Data entries:

- - -

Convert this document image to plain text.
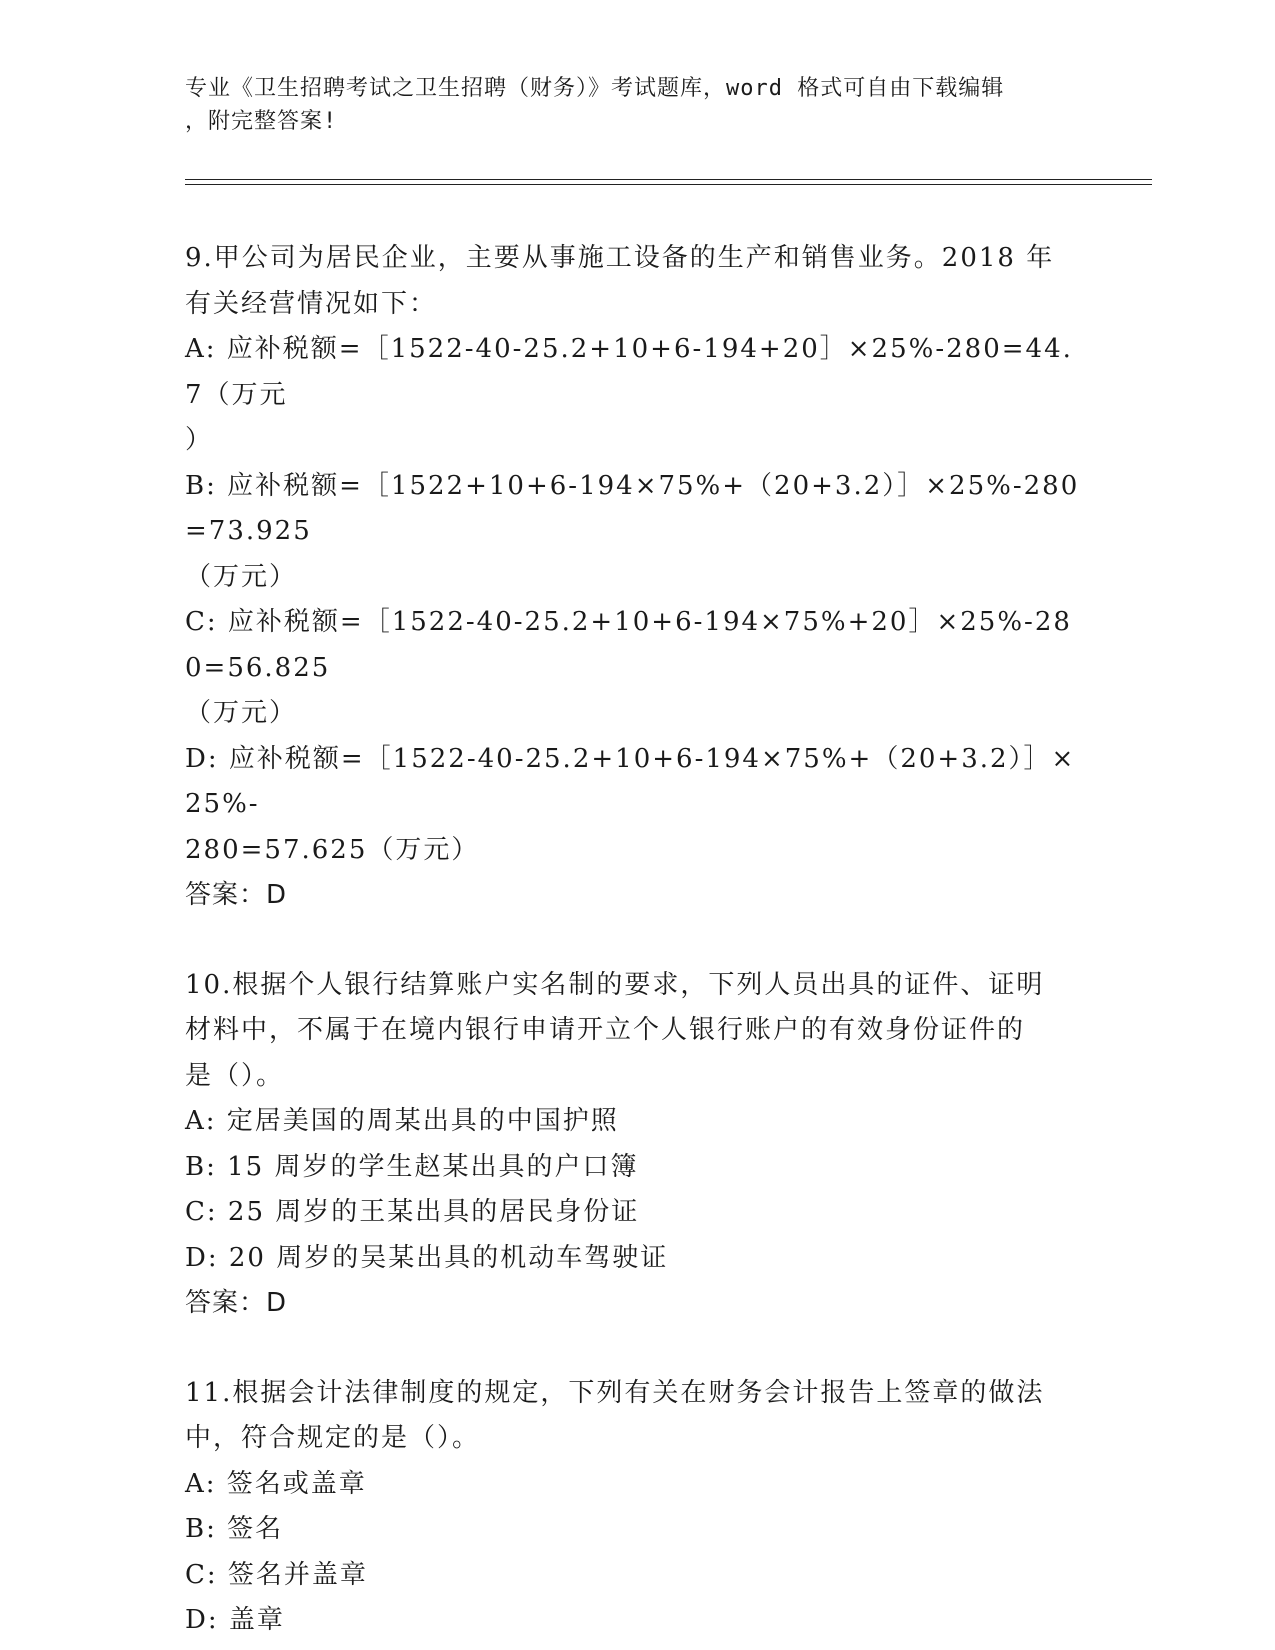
专业《卫生招聘考试之卫生招聘（财务）》考试题库，word 格式可自由下载编辑
，附完整答案!
9.甲公司为居民企业，主要从事施工设备的生产和销售业务。2018 年
有关经营情况如下：
A: 应补税额=［1522-40-25.2+10+6-194+20］×25%-280=44.7（万元
）
B: 应补税额=［1522+10+6-194×75%+（20+3.2）］×25%-280=73.925
（万元）
C: 应补税额=［1522-40-25.2+10+6-194×75%+20］×25%-280=56.825
（万元）
D: 应补税额=［1522-40-25.2+10+6-194×75%+（20+3.2）］×25%-
280=57.625（万元）
答案：D
10.根据个人银行结算账户实名制的要求，下列人员出具的证件、证明
材料中，不属于在境内银行申请开立个人银行账户的有效身份证件的
是（）。
A: 定居美国的周某出具的中国护照
B: 15 周岁的学生赵某出具的户口簿
C: 25 周岁的王某出具的居民身份证
D: 20 周岁的吴某出具的机动车驾驶证
答案：D
11.根据会计法律制度的规定，下列有关在财务会计报告上签章的做法
中，符合规定的是（）。
A: 签名或盖章
B: 签名
C: 签名并盖章
D: 盖章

- - -

* Given exercise:
Pictures in the records above are left out; print everything else exactly as written.

* Task solution:
Convert this document image to plain text.
专业《卫生招聘考试之卫生招聘（财务）》考试题库，word 格式可自由下载编辑
，附完整答案!
9.甲公司为居民企业，主要从事施工设备的生产和销售业务。2018 年
有关经营情况如下：
A: 应补税额=［1522-40-25.2+10+6-194+20］×25%-280=44.7（万元
）
B: 应补税额=［1522+10+6-194×75%+（20+3.2）］×25%-280=73.925
（万元）
C: 应补税额=［1522-40-25.2+10+6-194×75%+20］×25%-280=56.825
（万元）
D: 应补税额=［1522-40-25.2+10+6-194×75%+（20+3.2）］×25%-
280=57.625（万元）
答案：D
10.根据个人银行结算账户实名制的要求，下列人员出具的证件、证明
材料中，不属于在境内银行申请开立个人银行账户的有效身份证件的
是（）。
A: 定居美国的周某出具的中国护照
B: 15 周岁的学生赵某出具的户口簿
C: 25 周岁的王某出具的居民身份证
D: 20 周岁的吴某出具的机动车驾驶证
答案：D
11.根据会计法律制度的规定，下列有关在财务会计报告上签章的做法
中，符合规定的是（）。
A: 签名或盖章
B: 签名
C: 签名并盖章
D: 盖章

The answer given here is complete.